■ Problem to work on ■
Every line that holds "document" should be shown.

The input start

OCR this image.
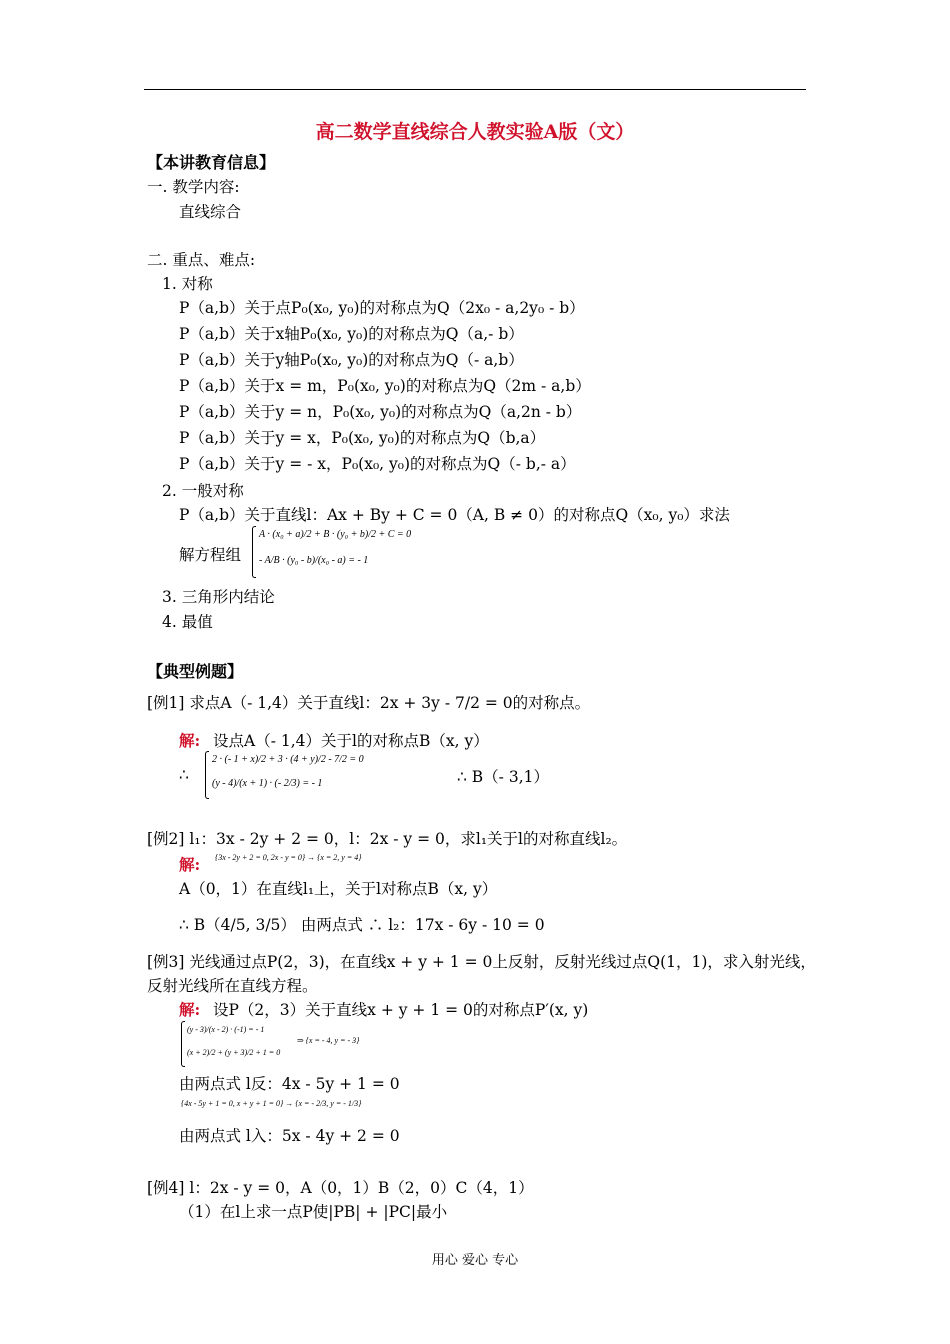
高二数学直线综合人教实验A版（文）
【本讲教育信息】
一. 教学内容:
直线综合
二. 重点、难点:
1. 对称
P（a,b）关于点P₀(x₀, y₀)的对称点为Q（2x₀ - a,2y₀ - b）
P（a,b）关于x轴P₀(x₀, y₀)的对称点为Q（a,- b）
P（a,b）关于y轴P₀(x₀, y₀)的对称点为Q（- a,b）
P（a,b）关于x = m，P₀(x₀, y₀)的对称点为Q（2m - a,b）
P（a,b）关于y = n，P₀(x₀, y₀)的对称点为Q（a,2n - b）
P（a,b）关于y = x，P₀(x₀, y₀)的对称点为Q（b,a）
P（a,b）关于y = - x，P₀(x₀, y₀)的对称点为Q（- b,- a）
2. 一般对称
P（a,b）关于直线l：Ax + By + C = 0（A, B ≠ 0）的对称点Q（x₀, y₀）求法
解方程组
A · (x₀ + a)/2 + B · (y₀ + b)/2 + C = 0
- A/B · (y₀ - b)/(x₀ - a) = - 1
3. 三角形内结论
4. 最值
【典型例题】
[例1] 求点A（- 1,4）关于直线l：2x + 3y - 7/2 = 0的对称点。
解: 设点A（- 1,4）关于l的对称点B（x, y）
∴
2 · (- 1 + x)/2 + 3 · (4 + y)/2 - 7/2 = 0
(y - 4)/(x + 1) · (- 2/3) = - 1	∴ B（- 3,1）
[例2] l₁：3x - 2y + 2 = 0，l：2x - y = 0，求l₁关于l的对称直线l₂。
解: {3x - 2y + 2 = 0, 2x - y = 0} → {x = 2, y = 4}
A（0，1）在直线l₁上，关于l对称点B（x, y）
∴ B（4/5, 3/5） 由两点式 ∴ l₂：17x - 6y - 10 = 0
[例3] 光线通过点P(2，3)，在直线x + y + 1 = 0上反射，反射光线过点Q(1，1)，求入射光线，
反射光线所在直线方程。
解: 设P（2，3）关于直线x + y + 1 = 0的对称点P′(x, y)
(y - 3)/(x - 2) · (-1) = - 1
(x + 2)/2 + (y + 3)/2 + 1 = 0
⇒ {x = - 4, y = - 3}
由两点式 l反：4x - 5y + 1 = 0
{4x - 5y + 1 = 0, x + y + 1 = 0} → {x = - 2/3, y = - 1/3}
由两点式 l入：5x - 4y + 2 = 0
[例4] l：2x - y = 0，A（0，1）B（2，0）C（4，1）
（1）在l上求一点P使|PB| + |PC|最小
用心 爱心 专心
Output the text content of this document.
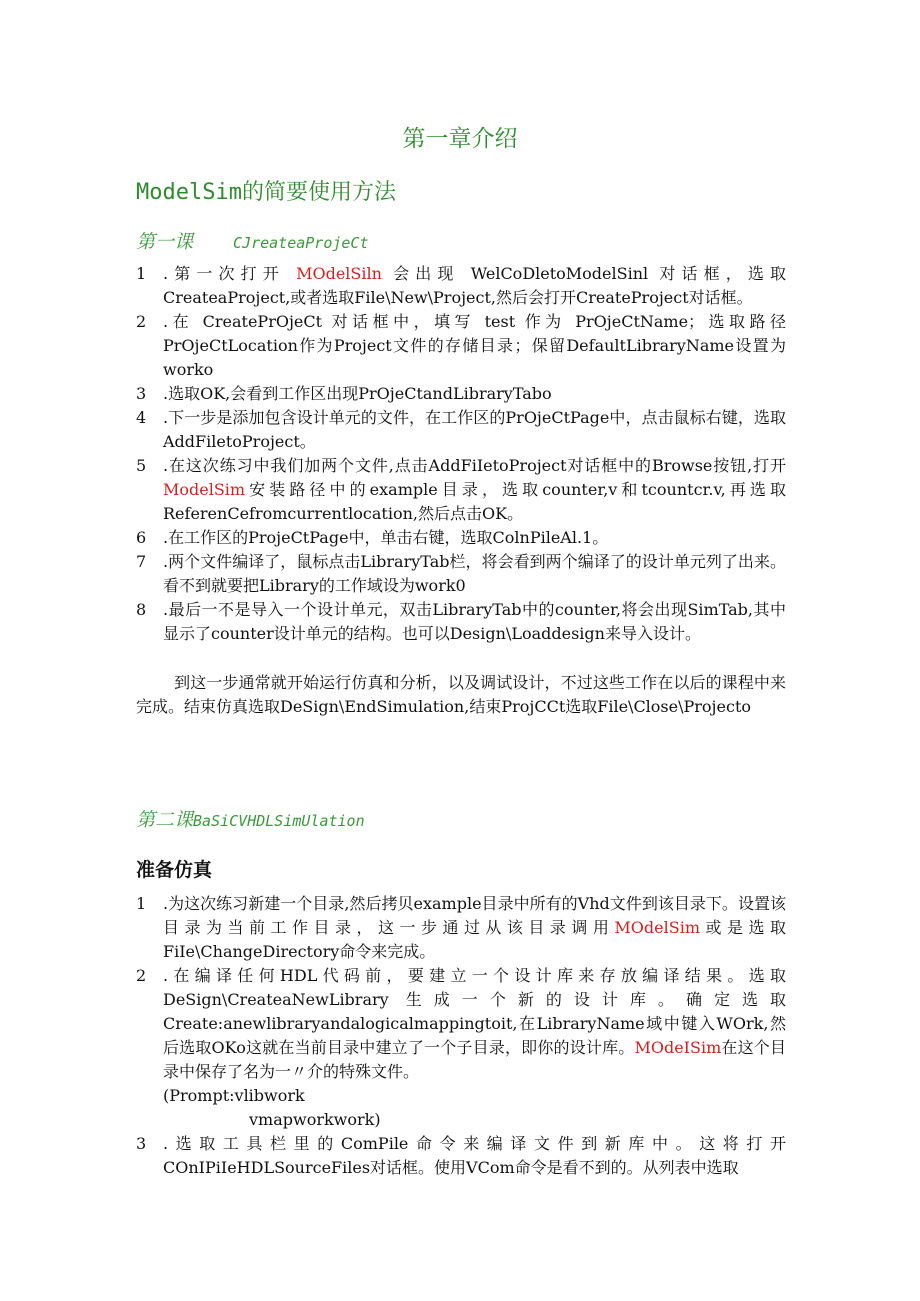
第一章介绍
ModelSim的简要使用方法
第一课	CJreateaProjeCt
1	.第一次打开 MOdelSiln 会出现 WelCoDletoModelSinl 对话框，选取CreateaProject,或者选取File\New\Project,然后会打开CreateProject对话框。
2	.在 CreatePrOjeCt 对话框中，填写 test 作为 PrOjeCtName；选取路径PrOjeCtLocation作为Project文件的存储目录；保留DefaultLibraryName设置为worko
3	.选取OK,会看到工作区出现PrOjeCtandLibraryTabo
4	.下一步是添加包含设计单元的文件，在工作区的PrOjeCtPage中，点击鼠标右键，选取AddFiletoProject。
5	.在这次练习中我们加两个文件,点击AddFiIetoProject对话框中的Browse按钮,打开ModelSim安装路径中的example目录，选取counter,v和tcountcr.v,再选取ReferenCefromcurrentlocation,然后点击OK。
6	.在工作区的ProjeCtPage中，单击右键，选取ColnPileAl.1。
7	.两个文件编译了，鼠标点击LibraryTab栏，将会看到两个编译了的设计单元列了出来。看不到就要把Library的工作域设为work0
8	.最后一不是导入一个设计单元，双击LibraryTab中的counter,将会出现SimTab,其中显示了counter设计单元的结构。也可以Design\Loaddesign来导入设计。
到这一步通常就开始运行仿真和分析，以及调试设计，不过这些工作在以后的课程中来完成。结束仿真选取DeSign\EndSimulation,结束ProjCCt选取File\Close\Projecto
第二课BaSiCVHDLSimUlation
准备仿真
1	.为这次练习新建一个目录,然后拷贝example目录中所有的Vhd文件到该目录下。设置该目录为当前工作目录，这一步通过从该目录调用MOdelSim或是选取FiIe\ChangeDirectory命令来完成。
2	.在编译任何HDL代码前，要建立一个设计库来存放编译结果。选取DeSign\CreateaNewLibrary 生成一个新的设计库。确定选取Create:anewlibraryandalogicalmappingtoit,在LibraryName域中键入WOrk,然后选取OKo这就在当前目录中建立了一个子目录，即你的设计库。MOdeISim在这个目录中保存了名为一〃介的特殊文件。
(Prompt:vlibwork
vmapworkwork)
3	.选取工具栏里的ComPile命令来编译文件到新库中。这将打开COnIPiIeHDLSourceFiles对话框。使用VCom命令是看不到的。从列表中选取
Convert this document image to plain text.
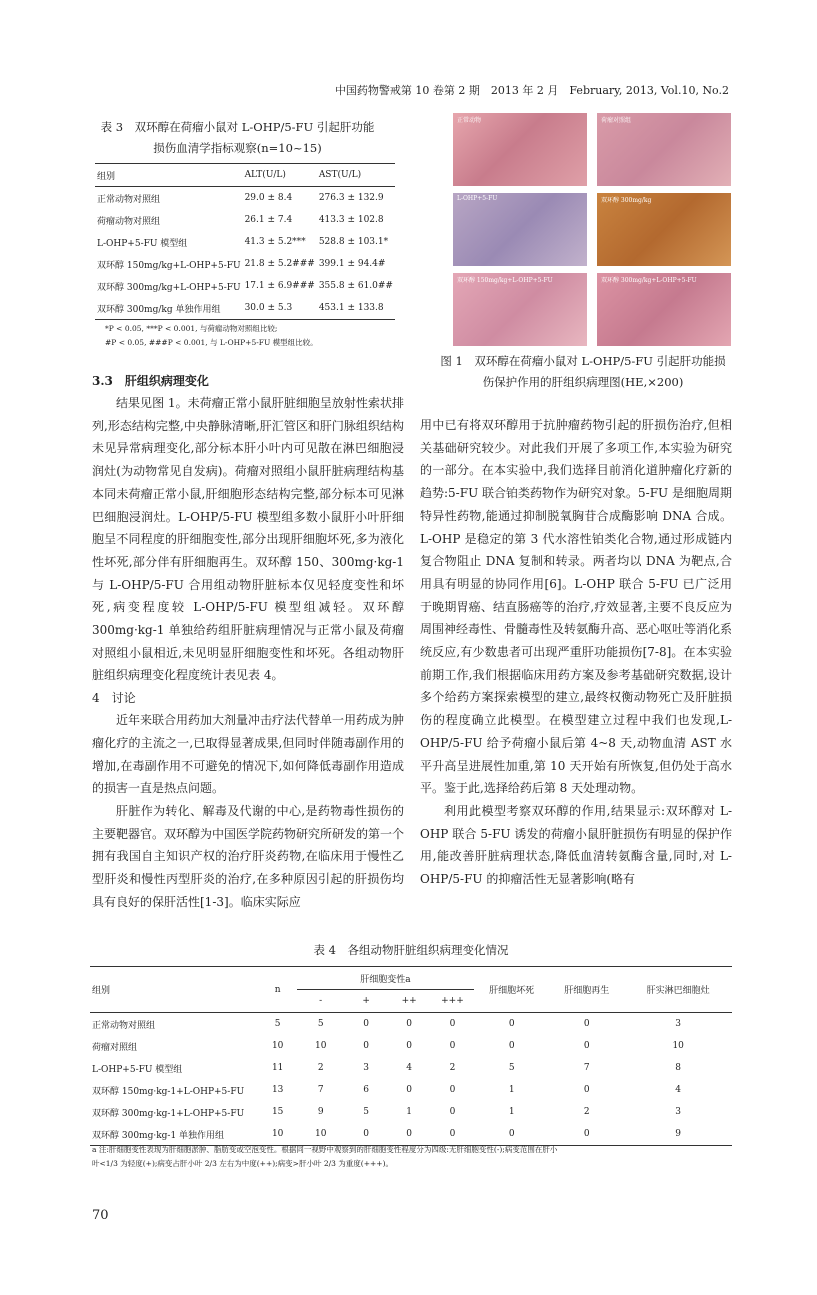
中国药物警戒第 10 卷第 2 期　2013 年 2 月　February, 2013, Vol.10, No.2
表 3　双环醇在荷瘤小鼠对 L-OHP/5-FU 引起肝功能
损伤血清学指标观察(n=10~15)
组别	ALT(U/L)	AST(U/L)
正常动物对照组	29.0 ± 8.4	276.3 ± 132.9
荷瘤动物对照组	26.1 ± 7.4	413.3 ± 102.8
L-OHP+5-FU 模型组	41.3 ± 5.2***	528.8 ± 103.1*
双环醇 150mg/kg+L-OHP+5-FU	21.8 ± 5.2###	399.1 ± 94.4#
双环醇 300mg/kg+L-OHP+5-FU	17.1 ± 6.9###	355.8 ± 61.0##
双环醇 300mg/kg 单独作用组	30.0 ± 5.3	453.1 ± 133.8
*P < 0.05, ***P < 0.001, 与荷瘤动物对照组比较;
#P < 0.05, ###P < 0.001, 与 L-OHP+5-FU 模型组比较。
正常动物	荷瘤对照组
L-OHP+5-FU	双环醇 300mg/kg
双环醇 150mg/kg+L-OHP+5-FU	双环醇 300mg/kg+L-OHP+5-FU
图 1　双环醇在荷瘤小鼠对 L-OHP/5-FU 引起肝功能损
伤保护作用的肝组织病理图(HE,×200)
3.3　肝组织病理变化

结果见图 1。未荷瘤正常小鼠肝脏细胞呈放射性索状排列,形态结构完整,中央静脉清晰,肝汇管区和肝门脉组织结构未见异常病理变化,部分标本肝小叶内可见散在淋巴细胞浸润灶(为动物常见自发病)。荷瘤对照组小鼠肝脏病理结构基本同未荷瘤正常小鼠,肝细胞形态结构完整,部分标本可见淋巴细胞浸润灶。L-OHP/5-FU 模型组多数小鼠肝小叶肝细胞呈不同程度的肝细胞变性,部分出现肝细胞坏死,多为液化性坏死,部分伴有肝细胞再生。双环醇 150、300mg·kg-1 与 L-OHP/5-FU 合用组动物肝脏标本仅见轻度变性和坏死,病变程度较 L-OHP/5-FU 模型组减轻。双环醇 300mg·kg-1 单独给药组肝脏病理情况与正常小鼠及荷瘤对照组小鼠相近,未见明显肝细胞变性和坏死。各组动物肝脏组织病理变化程度统计表见表 4。

4　讨论

近年来联合用药加大剂量冲击疗法代替单一用药成为肿瘤化疗的主流之一,已取得显著成果,但同时伴随毒副作用的增加,在毒副作用不可避免的情况下,如何降低毒副作用造成的损害一直是热点问题。

肝脏作为转化、解毒及代谢的中心,是药物毒性损伤的主要靶器官。双环醇为中国医学院药物研究所研发的第一个拥有我国自主知识产权的治疗肝炎药物,在临床用于慢性乙型肝炎和慢性丙型肝炎的治疗,在多种原因引起的肝损伤均具有良好的保肝活性[1-3]。临床实际应

用中已有将双环醇用于抗肿瘤药物引起的肝损伤治疗,但相关基础研究较少。对此我们开展了多项工作,本实验为研究的一部分。在本实验中,我们选择目前消化道肿瘤化疗新的趋势:5-FU 联合铂类药物作为研究对象。5-FU 是细胞周期特异性药物,能通过抑制脱氧胸苷合成酶影响 DNA 合成。L-OHP 是稳定的第 3 代水溶性铂类化合物,通过形成链内复合物阻止 DNA 复制和转录。两者均以 DNA 为靶点,合用具有明显的协同作用[6]。L-OHP 联合 5-FU 已广泛用于晚期胃癌、结直肠癌等的治疗,疗效显著,主要不良反应为周围神经毒性、骨髓毒性及转氨酶升高、恶心呕吐等消化系统反应,有少数患者可出现严重肝功能损伤[7-8]。在本实验前期工作,我们根据临床用药方案及参考基础研究数据,设计多个给药方案探索模型的建立,最终权衡动物死亡及肝脏损伤的程度确立此模型。在模型建立过程中我们也发现,L-OHP/5-FU 给予荷瘤小鼠后第 4~8 天,动物血清 AST 水平升高呈进展性加重,第 10 天开始有所恢复,但仍处于高水平。鉴于此,选择给药后第 8 天处理动物。

利用此模型考察双环醇的作用,结果显示:双环醇对 L-OHP 联合 5-FU 诱发的荷瘤小鼠肝脏损伤有明显的保护作用,能改善肝脏病理状态,降低血清转氨酶含量,同时,对 L-OHP/5-FU 的抑瘤活性无显著影响(略有

表 4　各组动物肝脏组织病理变化情况
组别	n	肝细胞变性a				肝细胞坏死	肝细胞再生	肝实淋巴细胞灶
		-	+	++	+++			
正常动物对照组	5	5	0	0	0	0	0	3
荷瘤对照组	10	10	0	0	0	0	0	10
L-OHP+5-FU 模型组	11	2	3	4	2	5	7	8
双环醇 150mg·kg-1+L-OHP+5-FU	13	7	6	0	0	1	0	4
双环醇 300mg·kg-1+L-OHP+5-FU	15	9	5	1	0	1	2	3
双环醇 300mg·kg-1 单独作用组	10	10	0	0	0	0	0	9
a 注:肝细胞变性表现为肝细胞淤肿、脂肪变或空泡变性。根据同一视野中观察到的肝细胞变性程度分为四级:无肝细胞变性(-);病变范围在肝小
叶<1/3 为轻度(+);病变占肝小叶 2/3 左右为中度(++);病变>肝小叶 2/3 为重度(+++)。
70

The input end

■ Correct response ■
Output the text content of this document.
Convert this document image to plain text.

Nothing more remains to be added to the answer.